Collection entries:
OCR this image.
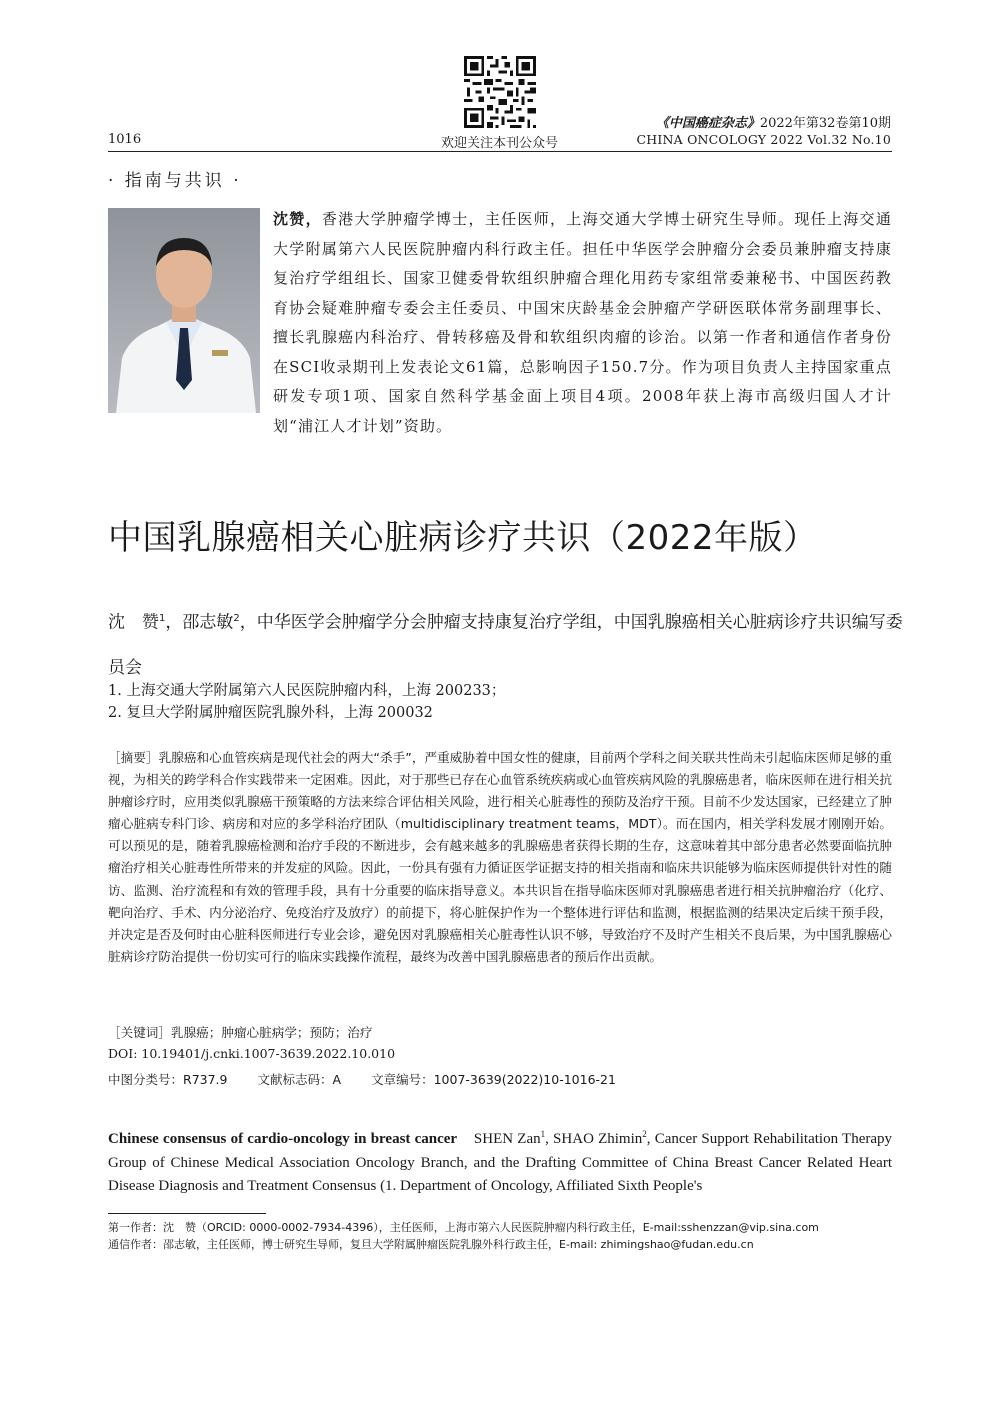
欢迎关注本刊公众号
1016
《中国癌症杂志》2022年第32卷第10期
CHINA ONCOLOGY 2022 Vol.32 No.10
· 指南与共识 ·
沈赞，香港大学肿瘤学博士，主任医师，上海交通大学博士研究生导师。现任上海交通大学附属第六人民医院肿瘤内科行政主任。担任中华医学会肿瘤分会委员兼肿瘤支持康复治疗学组组长、国家卫健委骨软组织肿瘤合理化用药专家组常委兼秘书、中国医药教育协会疑难肿瘤专委会主任委员、中国宋庆龄基金会肿瘤产学研医联体常务副理事长、擅长乳腺癌内科治疗、骨转移癌及骨和软组织肉瘤的诊治。以第一作者和通信作者身份在SCI收录期刊上发表论文61篇，总影响因子150.7分。作为项目负责人主持国家重点研发专项1项、国家自然科学基金面上项目4项。2008年获上海市高级归国人才计划“浦江人才计划”资助。
中国乳腺癌相关心脏病诊疗共识（2022年版）
沈　赞$^1$，邵志敏$^2$，中华医学会肿瘤学分会肿瘤支持康复治疗学组，中国乳腺癌相关心脏病诊疗共识编写委员会
1. 上海交通大学附属第六人民医院肿瘤内科，上海 200233；
2. 复旦大学附属肿瘤医院乳腺外科，上海 200032
［摘要］乳腺癌和心血管疾病是现代社会的两大“杀手”，严重威胁着中国女性的健康，目前两个学科之间关联共性尚未引起临床医师足够的重视，为相关的跨学科合作实践带来一定困难。因此，对于那些已存在心血管系统疾病或心血管疾病风险的乳腺癌患者，临床医师在进行相关抗肿瘤诊疗时，应用类似乳腺癌干预策略的方法来综合评估相关风险，进行相关心脏毒性的预防及治疗干预。目前不少发达国家，已经建立了肿瘤心脏病专科门诊、病房和对应的多学科治疗团队（multidisciplinary treatment teams，MDT）。而在国内，相关学科发展才刚刚开始。可以预见的是，随着乳腺癌检测和治疗手段的不断进步，会有越来越多的乳腺癌患者获得长期的生存，这意味着其中部分患者必然要面临抗肿瘤治疗相关心脏毒性所带来的并发症的风险。因此，一份具有强有力循证医学证据支持的相关指南和临床共识能够为临床医师提供针对性的随访、监测、治疗流程和有效的管理手段，具有十分重要的临床指导意义。本共识旨在指导临床医师对乳腺癌患者进行相关抗肿瘤治疗（化疗、靶向治疗、手术、内分泌治疗、免疫治疗及放疗）的前提下，将心脏保护作为一个整体进行评估和监测，根据监测的结果决定后续干预手段，并决定是否及何时由心脏科医师进行专业会诊，避免因对乳腺癌相关心脏毒性认识不够，导致治疗不及时产生相关不良后果，为中国乳腺癌心脏病诊疗防治提供一份切实可行的临床实践操作流程，最终为改善中国乳腺癌患者的预后作出贡献。
［关键词］乳腺癌；肿瘤心脏病学；预防；治疗
DOI: 10.19401/j.cnki.1007-3639.2022.10.010
中图分类号：R737.9 文献标志码：A 文章编号：1007-3639(2022)10-1016-21
Chinese consensus of cardio-oncology in breast cancer SHEN Zan$^1$, SHAO Zhimin$^2$, Cancer Support Rehabilitation Therapy Group of Chinese Medical Association Oncology Branch, and the Drafting Committee of China Breast Cancer Related Heart Disease Diagnosis and Treatment Consensus (1. Department of Oncology, Affiliated Sixth People's
第一作者：沈　赞（ORCID: 0000-0002-7934-4396），主任医师，上海市第六人民医院肿瘤内科行政主任，E-mail:sshenzzan@vip.sina.com
通信作者：邵志敏，主任医师，博士研究生导师，复旦大学附属肿瘤医院乳腺外科行政主任，E-mail: zhimingshao@fudan.edu.cn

#### [Exercise]
Reproduce each line exactly, please, except for any pictures.

#### [Finished answer]
OCR this image.
欢迎关注本刊公众号
1016
《中国癌症杂志》2022年第32卷第10期
CHINA ONCOLOGY 2022 Vol.32 No.10
· 指南与共识 ·
沈赞，香港大学肿瘤学博士，主任医师，上海交通大学博士研究生导师。现任上海交通大学附属第六人民医院肿瘤内科行政主任。担任中华医学会肿瘤分会委员兼肿瘤支持康复治疗学组组长、国家卫健委骨软组织肿瘤合理化用药专家组常委兼秘书、中国医药教育协会疑难肿瘤专委会主任委员、中国宋庆龄基金会肿瘤产学研医联体常务副理事长、擅长乳腺癌内科治疗、骨转移癌及骨和软组织肉瘤的诊治。以第一作者和通信作者身份在SCI收录期刊上发表论文61篇，总影响因子150.7分。作为项目负责人主持国家重点研发专项1项、国家自然科学基金面上项目4项。2008年获上海市高级归国人才计划“浦江人才计划”资助。
中国乳腺癌相关心脏病诊疗共识（2022年版）
沈　赞$^1$，邵志敏$^2$，中华医学会肿瘤学分会肿瘤支持康复治疗学组，中国乳腺癌相关心脏病诊疗共识编写委员会
1. 上海交通大学附属第六人民医院肿瘤内科，上海 200233；
2. 复旦大学附属肿瘤医院乳腺外科，上海 200032
［摘要］乳腺癌和心血管疾病是现代社会的两大“杀手”，严重威胁着中国女性的健康，目前两个学科之间关联共性尚未引起临床医师足够的重视，为相关的跨学科合作实践带来一定困难。因此，对于那些已存在心血管系统疾病或心血管疾病风险的乳腺癌患者，临床医师在进行相关抗肿瘤诊疗时，应用类似乳腺癌干预策略的方法来综合评估相关风险，进行相关心脏毒性的预防及治疗干预。目前不少发达国家，已经建立了肿瘤心脏病专科门诊、病房和对应的多学科治疗团队（multidisciplinary treatment teams，MDT）。而在国内，相关学科发展才刚刚开始。可以预见的是，随着乳腺癌检测和治疗手段的不断进步，会有越来越多的乳腺癌患者获得长期的生存，这意味着其中部分患者必然要面临抗肿瘤治疗相关心脏毒性所带来的并发症的风险。因此，一份具有强有力循证医学证据支持的相关指南和临床共识能够为临床医师提供针对性的随访、监测、治疗流程和有效的管理手段，具有十分重要的临床指导意义。本共识旨在指导临床医师对乳腺癌患者进行相关抗肿瘤治疗（化疗、靶向治疗、手术、内分泌治疗、免疫治疗及放疗）的前提下，将心脏保护作为一个整体进行评估和监测，根据监测的结果决定后续干预手段，并决定是否及何时由心脏科医师进行专业会诊，避免因对乳腺癌相关心脏毒性认识不够，导致治疗不及时产生相关不良后果，为中国乳腺癌心脏病诊疗防治提供一份切实可行的临床实践操作流程，最终为改善中国乳腺癌患者的预后作出贡献。
［关键词］乳腺癌；肿瘤心脏病学；预防；治疗
DOI: 10.19401/j.cnki.1007-3639.2022.10.010
中图分类号：R737.9 文献标志码：A 文章编号：1007-3639(2022)10-1016-21
Chinese consensus of cardio-oncology in breast cancer SHEN Zan$^1$, SHAO Zhimin$^2$, Cancer Support Rehabilitation Therapy Group of Chinese Medical Association Oncology Branch, and the Drafting Committee of China Breast Cancer Related Heart Disease Diagnosis and Treatment Consensus (1. Department of Oncology, Affiliated Sixth People's
第一作者：沈　赞（ORCID: 0000-0002-7934-4396），主任医师，上海市第六人民医院肿瘤内科行政主任，E-mail:sshenzzan@vip.sina.com
通信作者：邵志敏，主任医师，博士研究生导师，复旦大学附属肿瘤医院乳腺外科行政主任，E-mail: zhimingshao@fudan.edu.cn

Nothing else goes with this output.